Direction:
Every entry must be repeated exactly. Exclude all pictures.

Provided entries:

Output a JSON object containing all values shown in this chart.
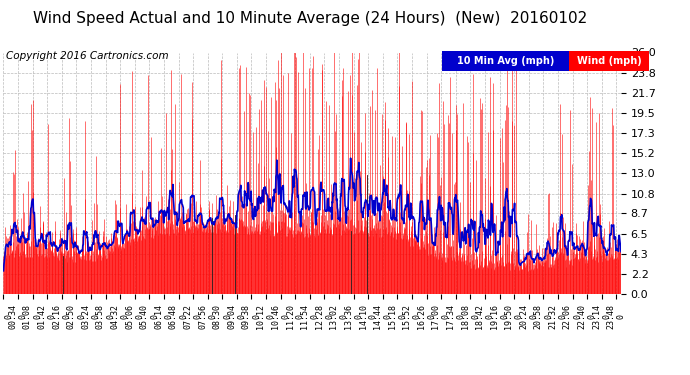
{
  "title": "Wind Speed Actual and 10 Minute Average (24 Hours)  (New)  20160102",
  "copyright": "Copyright 2016 Cartronics.com",
  "legend_avg_label": "10 Min Avg (mph)",
  "legend_wind_label": "Wind (mph)",
  "yticks": [
    0.0,
    2.2,
    4.3,
    6.5,
    8.7,
    10.8,
    13.0,
    15.2,
    17.3,
    19.5,
    21.7,
    23.8,
    26.0
  ],
  "ymin": 0.0,
  "ymax": 26.0,
  "background_color": "#ffffff",
  "plot_bg_color": "#ffffff",
  "grid_color": "#bbbbbb",
  "wind_color": "#ff0000",
  "avg_color": "#0000cc",
  "title_fontsize": 11,
  "copyright_fontsize": 7.5,
  "tick_fontsize": 8,
  "xtick_fontsize": 6,
  "num_points": 1440,
  "xtick_step_min": 34
}
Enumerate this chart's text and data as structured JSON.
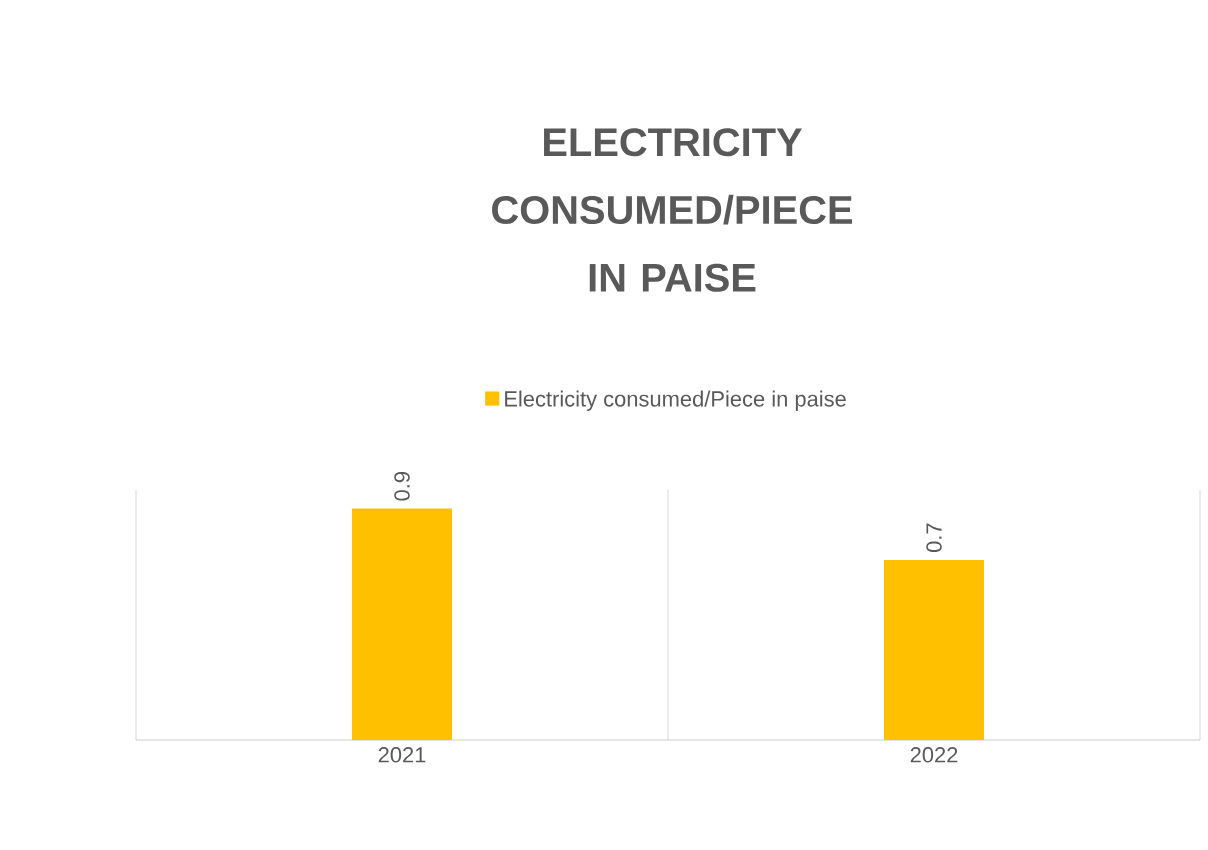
{
  "chart_data": {
    "type": "bar",
    "title": "ELECTRICITY CONSUMED/PIECE IN PAISE",
    "categories": [
      "2021",
      "2022"
    ],
    "series": [
      {
        "name": "Electricity consumed/Piece in paise",
        "color": "#ffc000",
        "values": [
          0.9,
          0.7
        ]
      }
    ],
    "data_labels": true,
    "grid": "x",
    "legend": "top"
  }
}
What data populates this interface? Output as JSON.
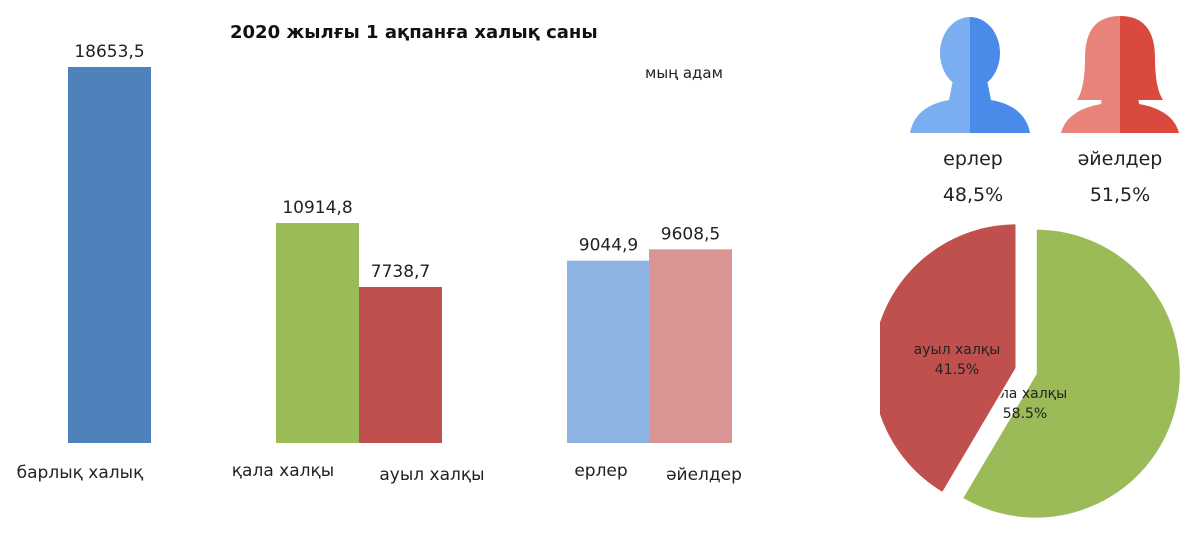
{
  "title": "2020 жылғы 1 ақпанға халық саны",
  "unit": "мың адам",
  "chart_data": [
    {
      "type": "bar",
      "title": "2020 жылғы 1 ақпанға халық саны",
      "unit": "мың адам",
      "ylim": [
        0,
        18653.5
      ],
      "grid": false,
      "categories": [
        "барлық халық",
        "қала халқы",
        "ауыл халқы",
        "ерлер",
        "әйелдер"
      ],
      "value_labels": [
        "18653,5",
        "10914,8",
        "7738,7",
        "9044,9",
        "9608,5"
      ],
      "values": [
        18653.5,
        10914.8,
        7738.7,
        9044.9,
        9608.5
      ],
      "colors": [
        "#4f81bd",
        "#9bbb59",
        "#c0504d",
        "#8db3e2",
        "#d99594"
      ]
    },
    {
      "type": "pie",
      "labels": [
        "қала халқы",
        "ауыл халқы"
      ],
      "values": [
        58.5,
        41.5
      ],
      "value_labels": [
        "58.5%",
        "41.5%"
      ],
      "colors": [
        "#9bbb59",
        "#c0504d"
      ]
    }
  ],
  "gender": {
    "men_label": "ерлер",
    "men_pct": "48,5%",
    "women_label": "әйелдер",
    "women_pct": "51,5%",
    "men_colors": [
      "#7aaef0",
      "#4a8ae8"
    ],
    "women_colors": [
      "#e8837a",
      "#d9493e"
    ],
    "men_icon": "man-silhouette-icon",
    "women_icon": "woman-silhouette-icon"
  }
}
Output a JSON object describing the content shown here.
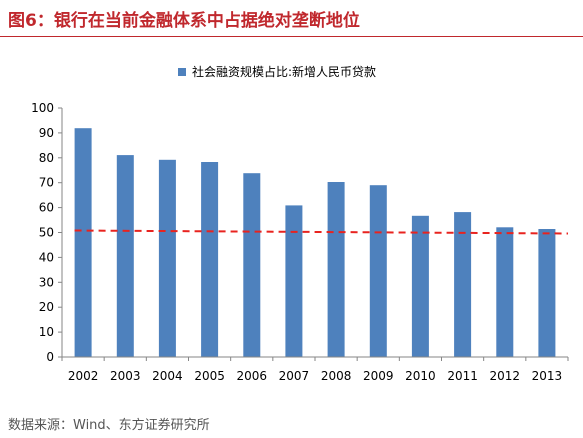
{
  "header": {
    "title": "图6：银行在当前金融体系中占据绝对垄断地位"
  },
  "footer": {
    "source": "数据来源：Wind、东方证券研究所"
  },
  "chart_data": {
    "type": "bar",
    "categories": [
      "2002",
      "2003",
      "2004",
      "2005",
      "2006",
      "2007",
      "2008",
      "2009",
      "2010",
      "2011",
      "2012",
      "2013"
    ],
    "series": [
      {
        "name": "社会融资规模占比:新增人民币贷款",
        "color": "#4e81bd",
        "values": [
          91.9,
          81.1,
          79.2,
          78.3,
          73.8,
          60.9,
          70.3,
          69.0,
          56.7,
          58.2,
          52.1,
          51.4
        ]
      }
    ],
    "trendline": {
      "style": "dashed",
      "color": "#e8231f",
      "start": 50.8,
      "end": 49.6
    },
    "title": "",
    "xlabel": "",
    "ylabel": "",
    "ylim": [
      0,
      100
    ],
    "yticks": [
      0,
      10,
      20,
      30,
      40,
      50,
      60,
      70,
      80,
      90,
      100
    ],
    "grid": false,
    "legend": "top"
  }
}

Answer to this problem:
Output a JSON object containing all values shown in this chart.
{
  "title": "Wind Speed Actual and 10 Minute Average (24 Hours)  (New)  20160102",
  "copyright": "Copyright 2016 Cartronics.com",
  "legend_avg_label": "10 Min Avg (mph)",
  "legend_wind_label": "Wind (mph)",
  "yticks": [
    0.0,
    2.2,
    4.3,
    6.5,
    8.7,
    10.8,
    13.0,
    15.2,
    17.3,
    19.5,
    21.7,
    23.8,
    26.0
  ],
  "ymin": 0.0,
  "ymax": 26.0,
  "background_color": "#ffffff",
  "plot_bg_color": "#ffffff",
  "grid_color": "#bbbbbb",
  "wind_color": "#ff0000",
  "avg_color": "#0000cc",
  "title_fontsize": 11,
  "copyright_fontsize": 7.5,
  "tick_fontsize": 8,
  "xtick_fontsize": 6,
  "num_points": 1440,
  "xtick_step_min": 34
}
Enumerate this chart's text and data as structured JSON.
{
  "chart_data": {
    "type": "bar",
    "title": "ELECTRICITY CONSUMED/PIECE IN PAISE",
    "categories": [
      "2021",
      "2022"
    ],
    "series": [
      {
        "name": "Electricity consumed/Piece in paise",
        "color": "#ffc000",
        "values": [
          0.9,
          0.7
        ]
      }
    ],
    "data_labels": true,
    "grid": "x",
    "legend": "top"
  }
}
What data populates this interface? Output as JSON.
{
  "title": "2020 жылғы 1 ақпанға халық саны",
  "unit": "мың адам",
  "chart_data": [
    {
      "type": "bar",
      "title": "2020 жылғы 1 ақпанға халық саны",
      "unit": "мың адам",
      "ylim": [
        0,
        18653.5
      ],
      "grid": false,
      "categories": [
        "барлық халық",
        "қала халқы",
        "ауыл халқы",
        "ерлер",
        "әйелдер"
      ],
      "value_labels": [
        "18653,5",
        "10914,8",
        "7738,7",
        "9044,9",
        "9608,5"
      ],
      "values": [
        18653.5,
        10914.8,
        7738.7,
        9044.9,
        9608.5
      ],
      "colors": [
        "#4f81bd",
        "#9bbb59",
        "#c0504d",
        "#8db3e2",
        "#d99594"
      ]
    },
    {
      "type": "pie",
      "labels": [
        "қала халқы",
        "ауыл халқы"
      ],
      "values": [
        58.5,
        41.5
      ],
      "value_labels": [
        "58.5%",
        "41.5%"
      ],
      "colors": [
        "#9bbb59",
        "#c0504d"
      ]
    }
  ],
  "gender": {
    "men_label": "ерлер",
    "men_pct": "48,5%",
    "women_label": "әйелдер",
    "women_pct": "51,5%",
    "men_colors": [
      "#7aaef0",
      "#4a8ae8"
    ],
    "women_colors": [
      "#e8837a",
      "#d9493e"
    ],
    "men_icon": "man-silhouette-icon",
    "women_icon": "woman-silhouette-icon"
  }
}
Output a JSON object describing the content shown here.
{
  "header": {
    "title": "图6：银行在当前金融体系中占据绝对垄断地位"
  },
  "footer": {
    "source": "数据来源：Wind、东方证券研究所"
  },
  "chart_data": {
    "type": "bar",
    "categories": [
      "2002",
      "2003",
      "2004",
      "2005",
      "2006",
      "2007",
      "2008",
      "2009",
      "2010",
      "2011",
      "2012",
      "2013"
    ],
    "series": [
      {
        "name": "社会融资规模占比:新增人民币贷款",
        "color": "#4e81bd",
        "values": [
          91.9,
          81.1,
          79.2,
          78.3,
          73.8,
          60.9,
          70.3,
          69.0,
          56.7,
          58.2,
          52.1,
          51.4
        ]
      }
    ],
    "trendline": {
      "style": "dashed",
      "color": "#e8231f",
      "start": 50.8,
      "end": 49.6
    },
    "title": "",
    "xlabel": "",
    "ylabel": "",
    "ylim": [
      0,
      100
    ],
    "yticks": [
      0,
      10,
      20,
      30,
      40,
      50,
      60,
      70,
      80,
      90,
      100
    ],
    "grid": false,
    "legend": "top"
  }
}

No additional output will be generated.